PROBLEM TO WORK ON
Copy, from the entries below, each line in which the string "title" appears.

# # # #

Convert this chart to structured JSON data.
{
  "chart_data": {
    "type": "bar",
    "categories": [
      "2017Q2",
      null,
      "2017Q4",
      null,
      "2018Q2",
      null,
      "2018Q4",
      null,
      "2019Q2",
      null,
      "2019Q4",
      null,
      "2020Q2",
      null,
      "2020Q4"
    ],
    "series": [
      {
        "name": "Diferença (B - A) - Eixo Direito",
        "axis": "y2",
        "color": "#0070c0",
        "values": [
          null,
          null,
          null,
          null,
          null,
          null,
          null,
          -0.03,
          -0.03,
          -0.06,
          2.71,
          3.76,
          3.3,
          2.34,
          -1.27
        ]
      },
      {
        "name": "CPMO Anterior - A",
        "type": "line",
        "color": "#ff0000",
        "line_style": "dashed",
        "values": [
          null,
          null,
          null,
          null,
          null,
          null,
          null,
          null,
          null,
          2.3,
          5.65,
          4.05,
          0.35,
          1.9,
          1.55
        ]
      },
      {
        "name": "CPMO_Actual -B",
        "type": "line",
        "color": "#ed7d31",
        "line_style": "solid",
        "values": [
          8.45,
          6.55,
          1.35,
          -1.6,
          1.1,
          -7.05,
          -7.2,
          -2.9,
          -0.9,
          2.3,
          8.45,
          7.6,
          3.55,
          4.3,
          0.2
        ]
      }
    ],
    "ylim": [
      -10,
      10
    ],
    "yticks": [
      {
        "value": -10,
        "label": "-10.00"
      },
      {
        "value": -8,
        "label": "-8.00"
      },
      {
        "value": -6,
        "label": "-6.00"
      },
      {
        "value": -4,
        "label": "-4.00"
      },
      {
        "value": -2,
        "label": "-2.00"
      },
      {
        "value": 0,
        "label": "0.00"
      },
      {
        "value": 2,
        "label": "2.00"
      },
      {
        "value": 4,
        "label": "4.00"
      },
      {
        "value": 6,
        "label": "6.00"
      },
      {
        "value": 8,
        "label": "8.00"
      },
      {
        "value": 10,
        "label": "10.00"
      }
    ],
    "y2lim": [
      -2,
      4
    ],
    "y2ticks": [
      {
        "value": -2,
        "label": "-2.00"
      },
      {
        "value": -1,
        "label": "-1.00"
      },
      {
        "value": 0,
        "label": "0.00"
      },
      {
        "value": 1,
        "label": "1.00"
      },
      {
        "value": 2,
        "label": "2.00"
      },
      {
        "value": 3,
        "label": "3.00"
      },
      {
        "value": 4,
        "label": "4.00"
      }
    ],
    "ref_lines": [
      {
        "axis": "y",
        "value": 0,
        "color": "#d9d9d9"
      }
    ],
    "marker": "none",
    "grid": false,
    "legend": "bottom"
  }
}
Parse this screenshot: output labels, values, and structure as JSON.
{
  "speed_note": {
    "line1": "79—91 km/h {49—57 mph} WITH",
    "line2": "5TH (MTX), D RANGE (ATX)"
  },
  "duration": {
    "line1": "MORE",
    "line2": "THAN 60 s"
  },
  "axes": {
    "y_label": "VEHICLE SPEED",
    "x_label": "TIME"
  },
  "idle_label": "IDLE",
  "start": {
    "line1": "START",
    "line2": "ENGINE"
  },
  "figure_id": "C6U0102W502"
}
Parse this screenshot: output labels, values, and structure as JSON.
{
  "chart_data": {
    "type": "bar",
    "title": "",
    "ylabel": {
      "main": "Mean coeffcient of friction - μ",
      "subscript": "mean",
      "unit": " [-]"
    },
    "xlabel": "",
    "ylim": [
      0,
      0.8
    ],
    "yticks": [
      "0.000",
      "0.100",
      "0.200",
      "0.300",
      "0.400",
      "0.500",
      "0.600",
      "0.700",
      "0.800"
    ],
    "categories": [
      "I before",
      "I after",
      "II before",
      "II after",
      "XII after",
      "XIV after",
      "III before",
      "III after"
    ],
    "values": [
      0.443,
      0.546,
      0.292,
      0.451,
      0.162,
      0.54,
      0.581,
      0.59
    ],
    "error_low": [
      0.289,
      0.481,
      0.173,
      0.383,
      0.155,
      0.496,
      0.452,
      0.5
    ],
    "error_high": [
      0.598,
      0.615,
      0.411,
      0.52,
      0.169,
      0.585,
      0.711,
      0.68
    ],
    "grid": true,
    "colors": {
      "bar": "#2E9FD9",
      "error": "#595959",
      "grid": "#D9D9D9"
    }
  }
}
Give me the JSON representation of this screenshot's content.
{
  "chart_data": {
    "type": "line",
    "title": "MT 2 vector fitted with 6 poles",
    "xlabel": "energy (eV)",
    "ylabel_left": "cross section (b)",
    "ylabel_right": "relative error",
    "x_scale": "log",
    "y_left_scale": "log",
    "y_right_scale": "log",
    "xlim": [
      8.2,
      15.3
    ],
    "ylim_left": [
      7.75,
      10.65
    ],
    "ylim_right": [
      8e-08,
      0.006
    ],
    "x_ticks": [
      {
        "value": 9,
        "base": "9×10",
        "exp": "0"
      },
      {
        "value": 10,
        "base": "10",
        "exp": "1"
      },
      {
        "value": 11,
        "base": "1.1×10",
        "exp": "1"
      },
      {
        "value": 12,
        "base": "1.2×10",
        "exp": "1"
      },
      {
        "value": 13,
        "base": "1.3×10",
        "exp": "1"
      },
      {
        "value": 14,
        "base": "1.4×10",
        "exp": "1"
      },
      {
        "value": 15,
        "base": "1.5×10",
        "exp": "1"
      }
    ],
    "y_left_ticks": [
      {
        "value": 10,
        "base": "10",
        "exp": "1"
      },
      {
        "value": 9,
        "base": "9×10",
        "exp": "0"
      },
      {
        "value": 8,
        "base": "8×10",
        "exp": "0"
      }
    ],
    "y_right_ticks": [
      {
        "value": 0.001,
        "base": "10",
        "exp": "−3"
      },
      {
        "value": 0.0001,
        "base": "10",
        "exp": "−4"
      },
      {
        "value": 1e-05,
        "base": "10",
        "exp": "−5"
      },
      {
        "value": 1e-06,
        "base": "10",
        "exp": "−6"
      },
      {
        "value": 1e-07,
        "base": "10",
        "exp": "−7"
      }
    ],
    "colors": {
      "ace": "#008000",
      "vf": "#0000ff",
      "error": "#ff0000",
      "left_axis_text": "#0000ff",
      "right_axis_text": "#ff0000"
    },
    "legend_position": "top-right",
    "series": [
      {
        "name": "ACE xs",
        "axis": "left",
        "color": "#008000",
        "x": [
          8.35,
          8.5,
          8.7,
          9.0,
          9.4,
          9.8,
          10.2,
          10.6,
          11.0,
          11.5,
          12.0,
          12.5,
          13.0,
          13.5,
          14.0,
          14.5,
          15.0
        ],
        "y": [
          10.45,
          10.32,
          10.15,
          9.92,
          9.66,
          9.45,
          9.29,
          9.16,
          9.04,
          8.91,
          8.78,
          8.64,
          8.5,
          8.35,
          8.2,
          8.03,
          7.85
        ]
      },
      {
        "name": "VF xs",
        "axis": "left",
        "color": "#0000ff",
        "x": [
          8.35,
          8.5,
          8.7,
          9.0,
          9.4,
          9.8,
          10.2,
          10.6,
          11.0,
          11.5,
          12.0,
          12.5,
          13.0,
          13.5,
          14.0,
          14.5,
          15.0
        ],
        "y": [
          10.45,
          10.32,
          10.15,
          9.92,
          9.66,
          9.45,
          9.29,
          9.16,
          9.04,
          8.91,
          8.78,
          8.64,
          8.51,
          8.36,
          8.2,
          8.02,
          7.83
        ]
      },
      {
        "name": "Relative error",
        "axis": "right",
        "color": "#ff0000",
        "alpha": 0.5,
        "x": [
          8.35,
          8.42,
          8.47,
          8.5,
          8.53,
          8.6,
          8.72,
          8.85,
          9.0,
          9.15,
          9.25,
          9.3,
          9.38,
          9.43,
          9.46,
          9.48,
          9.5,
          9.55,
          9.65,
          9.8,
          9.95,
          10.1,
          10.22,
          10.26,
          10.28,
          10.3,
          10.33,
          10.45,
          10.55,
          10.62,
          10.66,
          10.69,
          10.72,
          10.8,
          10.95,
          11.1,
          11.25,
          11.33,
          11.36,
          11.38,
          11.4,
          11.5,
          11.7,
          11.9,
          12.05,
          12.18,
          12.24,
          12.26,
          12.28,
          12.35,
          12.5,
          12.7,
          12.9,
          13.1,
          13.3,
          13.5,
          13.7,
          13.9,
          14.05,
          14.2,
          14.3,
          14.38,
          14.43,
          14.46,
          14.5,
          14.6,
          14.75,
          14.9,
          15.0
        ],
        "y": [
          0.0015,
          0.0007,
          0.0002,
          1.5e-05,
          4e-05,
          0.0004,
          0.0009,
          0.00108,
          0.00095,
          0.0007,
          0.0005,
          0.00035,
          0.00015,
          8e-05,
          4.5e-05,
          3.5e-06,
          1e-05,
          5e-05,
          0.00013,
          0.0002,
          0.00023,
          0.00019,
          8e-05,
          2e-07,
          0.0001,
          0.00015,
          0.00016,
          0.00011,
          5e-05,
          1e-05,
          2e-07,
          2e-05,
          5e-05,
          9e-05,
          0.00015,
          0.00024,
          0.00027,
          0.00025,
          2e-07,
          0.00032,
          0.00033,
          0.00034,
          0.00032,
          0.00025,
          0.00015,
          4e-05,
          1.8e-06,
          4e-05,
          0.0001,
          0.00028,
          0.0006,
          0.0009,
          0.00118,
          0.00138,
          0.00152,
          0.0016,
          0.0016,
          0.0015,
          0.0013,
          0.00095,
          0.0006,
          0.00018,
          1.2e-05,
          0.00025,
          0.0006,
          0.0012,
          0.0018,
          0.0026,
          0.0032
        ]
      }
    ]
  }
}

# # # #

EXERCISE ANSWER
    "title": "",
    "title": "MT 2 vector fitted with 6 poles",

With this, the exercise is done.